▼
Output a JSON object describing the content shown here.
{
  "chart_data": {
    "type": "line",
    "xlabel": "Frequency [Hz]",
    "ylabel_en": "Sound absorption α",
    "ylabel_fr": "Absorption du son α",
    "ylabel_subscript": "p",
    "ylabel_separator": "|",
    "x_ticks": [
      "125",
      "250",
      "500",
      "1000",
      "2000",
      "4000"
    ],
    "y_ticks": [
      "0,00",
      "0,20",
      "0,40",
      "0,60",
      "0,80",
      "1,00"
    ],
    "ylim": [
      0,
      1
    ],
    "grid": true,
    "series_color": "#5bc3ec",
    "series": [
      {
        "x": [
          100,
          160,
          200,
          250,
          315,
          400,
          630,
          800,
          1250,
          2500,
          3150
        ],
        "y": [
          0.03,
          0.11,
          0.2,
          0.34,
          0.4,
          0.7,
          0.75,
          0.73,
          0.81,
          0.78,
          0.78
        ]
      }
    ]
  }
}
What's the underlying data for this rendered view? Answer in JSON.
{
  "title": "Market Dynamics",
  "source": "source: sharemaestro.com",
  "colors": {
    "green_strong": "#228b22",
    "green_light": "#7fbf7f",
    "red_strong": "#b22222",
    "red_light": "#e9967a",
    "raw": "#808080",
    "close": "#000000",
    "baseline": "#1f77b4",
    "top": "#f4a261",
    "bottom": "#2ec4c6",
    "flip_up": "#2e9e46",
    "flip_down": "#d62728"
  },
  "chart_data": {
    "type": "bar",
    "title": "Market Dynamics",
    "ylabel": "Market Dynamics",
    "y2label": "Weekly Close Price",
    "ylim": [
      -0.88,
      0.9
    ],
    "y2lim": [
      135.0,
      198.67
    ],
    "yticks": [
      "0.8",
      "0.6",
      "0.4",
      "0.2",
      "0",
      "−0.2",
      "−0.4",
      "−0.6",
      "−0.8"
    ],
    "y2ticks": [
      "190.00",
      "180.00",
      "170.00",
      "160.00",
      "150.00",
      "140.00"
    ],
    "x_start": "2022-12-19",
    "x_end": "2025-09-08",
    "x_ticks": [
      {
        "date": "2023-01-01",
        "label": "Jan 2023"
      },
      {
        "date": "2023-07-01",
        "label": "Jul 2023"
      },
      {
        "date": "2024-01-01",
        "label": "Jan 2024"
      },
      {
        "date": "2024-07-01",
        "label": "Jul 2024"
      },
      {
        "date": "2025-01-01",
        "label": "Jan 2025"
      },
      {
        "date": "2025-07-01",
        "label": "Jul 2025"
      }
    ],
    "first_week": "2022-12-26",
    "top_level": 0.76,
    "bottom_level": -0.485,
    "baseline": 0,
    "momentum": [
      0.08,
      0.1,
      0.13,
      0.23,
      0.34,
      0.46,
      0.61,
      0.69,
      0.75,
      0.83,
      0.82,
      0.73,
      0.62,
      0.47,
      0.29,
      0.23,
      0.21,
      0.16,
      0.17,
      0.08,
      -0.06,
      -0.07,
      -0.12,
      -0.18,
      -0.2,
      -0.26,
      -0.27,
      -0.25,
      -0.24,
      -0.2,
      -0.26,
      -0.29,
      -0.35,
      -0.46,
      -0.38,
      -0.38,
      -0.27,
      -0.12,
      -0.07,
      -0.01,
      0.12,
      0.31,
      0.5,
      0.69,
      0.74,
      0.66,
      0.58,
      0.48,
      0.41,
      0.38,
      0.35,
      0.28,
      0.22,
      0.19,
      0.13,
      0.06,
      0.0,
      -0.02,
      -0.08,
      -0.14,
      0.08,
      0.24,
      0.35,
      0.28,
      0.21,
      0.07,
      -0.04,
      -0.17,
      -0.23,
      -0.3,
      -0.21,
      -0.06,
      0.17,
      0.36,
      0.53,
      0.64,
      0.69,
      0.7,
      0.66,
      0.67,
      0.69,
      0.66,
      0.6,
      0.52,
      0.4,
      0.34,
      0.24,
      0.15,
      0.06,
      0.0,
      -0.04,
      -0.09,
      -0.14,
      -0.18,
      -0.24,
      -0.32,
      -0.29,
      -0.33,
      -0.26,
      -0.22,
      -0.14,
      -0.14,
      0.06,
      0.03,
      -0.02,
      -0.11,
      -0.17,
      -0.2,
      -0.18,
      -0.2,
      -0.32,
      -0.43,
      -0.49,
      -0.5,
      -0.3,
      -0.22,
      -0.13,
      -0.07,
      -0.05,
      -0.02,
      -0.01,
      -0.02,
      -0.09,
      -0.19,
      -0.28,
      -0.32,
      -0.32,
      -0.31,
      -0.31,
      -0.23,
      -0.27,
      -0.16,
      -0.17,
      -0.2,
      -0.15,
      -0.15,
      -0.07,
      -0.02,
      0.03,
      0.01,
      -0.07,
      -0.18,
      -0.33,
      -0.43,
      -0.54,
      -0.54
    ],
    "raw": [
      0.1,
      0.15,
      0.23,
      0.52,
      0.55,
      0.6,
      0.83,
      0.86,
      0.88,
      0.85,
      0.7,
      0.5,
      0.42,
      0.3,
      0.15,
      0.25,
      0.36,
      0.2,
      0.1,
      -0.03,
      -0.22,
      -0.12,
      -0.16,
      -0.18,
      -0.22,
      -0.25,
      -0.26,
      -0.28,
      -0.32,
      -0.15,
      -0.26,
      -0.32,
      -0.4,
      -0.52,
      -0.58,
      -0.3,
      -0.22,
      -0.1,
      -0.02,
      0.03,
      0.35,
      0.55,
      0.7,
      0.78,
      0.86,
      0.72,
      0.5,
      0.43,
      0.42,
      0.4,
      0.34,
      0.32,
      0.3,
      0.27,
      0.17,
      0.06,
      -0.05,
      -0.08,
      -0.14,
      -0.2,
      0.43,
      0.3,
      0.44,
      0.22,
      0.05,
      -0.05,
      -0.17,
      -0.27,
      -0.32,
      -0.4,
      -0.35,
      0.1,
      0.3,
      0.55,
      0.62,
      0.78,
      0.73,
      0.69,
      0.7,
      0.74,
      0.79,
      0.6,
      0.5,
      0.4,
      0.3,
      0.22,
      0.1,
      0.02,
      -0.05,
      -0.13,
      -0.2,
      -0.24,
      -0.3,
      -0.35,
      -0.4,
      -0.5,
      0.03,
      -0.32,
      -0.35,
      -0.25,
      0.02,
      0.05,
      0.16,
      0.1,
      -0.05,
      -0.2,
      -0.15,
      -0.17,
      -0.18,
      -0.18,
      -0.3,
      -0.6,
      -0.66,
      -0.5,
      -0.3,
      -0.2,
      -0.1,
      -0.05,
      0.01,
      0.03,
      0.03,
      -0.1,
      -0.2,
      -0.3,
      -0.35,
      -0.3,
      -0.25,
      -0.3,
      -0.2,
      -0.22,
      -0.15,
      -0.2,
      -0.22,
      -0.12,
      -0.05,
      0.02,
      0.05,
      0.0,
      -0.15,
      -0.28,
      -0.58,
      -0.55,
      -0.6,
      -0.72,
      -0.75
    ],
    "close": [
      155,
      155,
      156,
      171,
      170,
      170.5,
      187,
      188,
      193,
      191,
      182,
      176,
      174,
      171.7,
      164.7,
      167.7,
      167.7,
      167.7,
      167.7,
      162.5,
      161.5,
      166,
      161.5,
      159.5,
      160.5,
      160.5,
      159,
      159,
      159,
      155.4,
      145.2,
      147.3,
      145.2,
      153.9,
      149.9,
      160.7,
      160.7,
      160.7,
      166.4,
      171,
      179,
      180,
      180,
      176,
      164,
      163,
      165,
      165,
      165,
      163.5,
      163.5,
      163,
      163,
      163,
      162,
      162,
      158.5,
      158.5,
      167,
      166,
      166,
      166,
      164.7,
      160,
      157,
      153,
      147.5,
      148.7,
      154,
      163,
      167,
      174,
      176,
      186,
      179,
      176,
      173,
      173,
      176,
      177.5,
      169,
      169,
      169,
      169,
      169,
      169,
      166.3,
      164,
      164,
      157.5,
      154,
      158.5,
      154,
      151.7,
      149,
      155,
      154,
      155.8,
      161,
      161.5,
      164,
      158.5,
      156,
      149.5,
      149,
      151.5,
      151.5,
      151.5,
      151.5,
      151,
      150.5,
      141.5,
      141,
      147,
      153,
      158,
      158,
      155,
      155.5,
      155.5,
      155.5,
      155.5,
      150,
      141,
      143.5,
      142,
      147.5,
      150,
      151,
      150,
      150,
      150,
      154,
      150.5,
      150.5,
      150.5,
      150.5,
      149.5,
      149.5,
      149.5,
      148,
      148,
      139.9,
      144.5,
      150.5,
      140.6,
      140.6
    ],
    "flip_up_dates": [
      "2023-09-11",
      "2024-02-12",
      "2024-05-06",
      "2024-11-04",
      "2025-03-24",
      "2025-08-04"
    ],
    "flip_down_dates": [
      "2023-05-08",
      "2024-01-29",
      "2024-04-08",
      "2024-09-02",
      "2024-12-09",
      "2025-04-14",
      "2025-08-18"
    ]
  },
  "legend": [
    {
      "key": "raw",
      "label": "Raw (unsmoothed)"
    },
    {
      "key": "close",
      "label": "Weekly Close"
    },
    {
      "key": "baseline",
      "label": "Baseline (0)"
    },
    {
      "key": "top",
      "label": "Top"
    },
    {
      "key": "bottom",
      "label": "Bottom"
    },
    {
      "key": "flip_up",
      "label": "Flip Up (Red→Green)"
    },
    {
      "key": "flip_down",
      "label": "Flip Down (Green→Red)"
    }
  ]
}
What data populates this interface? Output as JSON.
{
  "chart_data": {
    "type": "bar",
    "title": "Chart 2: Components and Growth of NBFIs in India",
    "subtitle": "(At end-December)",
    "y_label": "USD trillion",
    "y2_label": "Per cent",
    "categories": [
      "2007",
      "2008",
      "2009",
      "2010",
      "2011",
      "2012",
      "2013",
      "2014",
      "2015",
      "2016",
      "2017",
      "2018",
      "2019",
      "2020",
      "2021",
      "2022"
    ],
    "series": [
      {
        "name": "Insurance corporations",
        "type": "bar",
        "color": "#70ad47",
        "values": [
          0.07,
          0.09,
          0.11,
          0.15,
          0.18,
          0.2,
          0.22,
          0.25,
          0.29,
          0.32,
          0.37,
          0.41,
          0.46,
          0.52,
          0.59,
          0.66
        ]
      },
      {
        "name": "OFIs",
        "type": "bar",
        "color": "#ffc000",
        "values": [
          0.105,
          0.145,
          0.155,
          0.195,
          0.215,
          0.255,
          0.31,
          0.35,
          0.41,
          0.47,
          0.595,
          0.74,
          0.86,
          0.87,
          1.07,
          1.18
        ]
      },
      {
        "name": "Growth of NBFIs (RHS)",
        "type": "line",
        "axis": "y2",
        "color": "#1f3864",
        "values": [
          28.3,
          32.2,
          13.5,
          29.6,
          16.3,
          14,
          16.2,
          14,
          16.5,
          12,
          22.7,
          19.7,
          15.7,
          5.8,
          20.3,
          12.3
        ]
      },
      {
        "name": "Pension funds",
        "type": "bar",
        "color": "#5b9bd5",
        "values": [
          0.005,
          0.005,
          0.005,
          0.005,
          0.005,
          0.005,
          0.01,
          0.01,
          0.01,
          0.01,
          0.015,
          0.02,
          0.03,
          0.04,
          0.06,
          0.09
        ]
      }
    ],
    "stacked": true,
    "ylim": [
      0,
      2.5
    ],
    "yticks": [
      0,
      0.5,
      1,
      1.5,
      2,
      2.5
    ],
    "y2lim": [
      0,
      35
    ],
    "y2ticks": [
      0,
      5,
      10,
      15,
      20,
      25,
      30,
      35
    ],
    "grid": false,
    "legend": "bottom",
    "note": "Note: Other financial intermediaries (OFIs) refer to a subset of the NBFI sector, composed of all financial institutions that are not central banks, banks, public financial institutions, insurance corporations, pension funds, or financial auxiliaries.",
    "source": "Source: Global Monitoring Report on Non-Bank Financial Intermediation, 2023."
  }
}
▲
Exercise requirements: Check each line of the records above for the string "corporations", and report every line that has it.

Answer below:
        "name": "Insurance corporations",
    "note": "Note: Other financial intermediaries (OFIs) refer to a subset of the NBFI sector, composed of all financial institutions that are not central banks, banks, public financial institutions, insurance corporations, pension funds, or financial auxiliaries.",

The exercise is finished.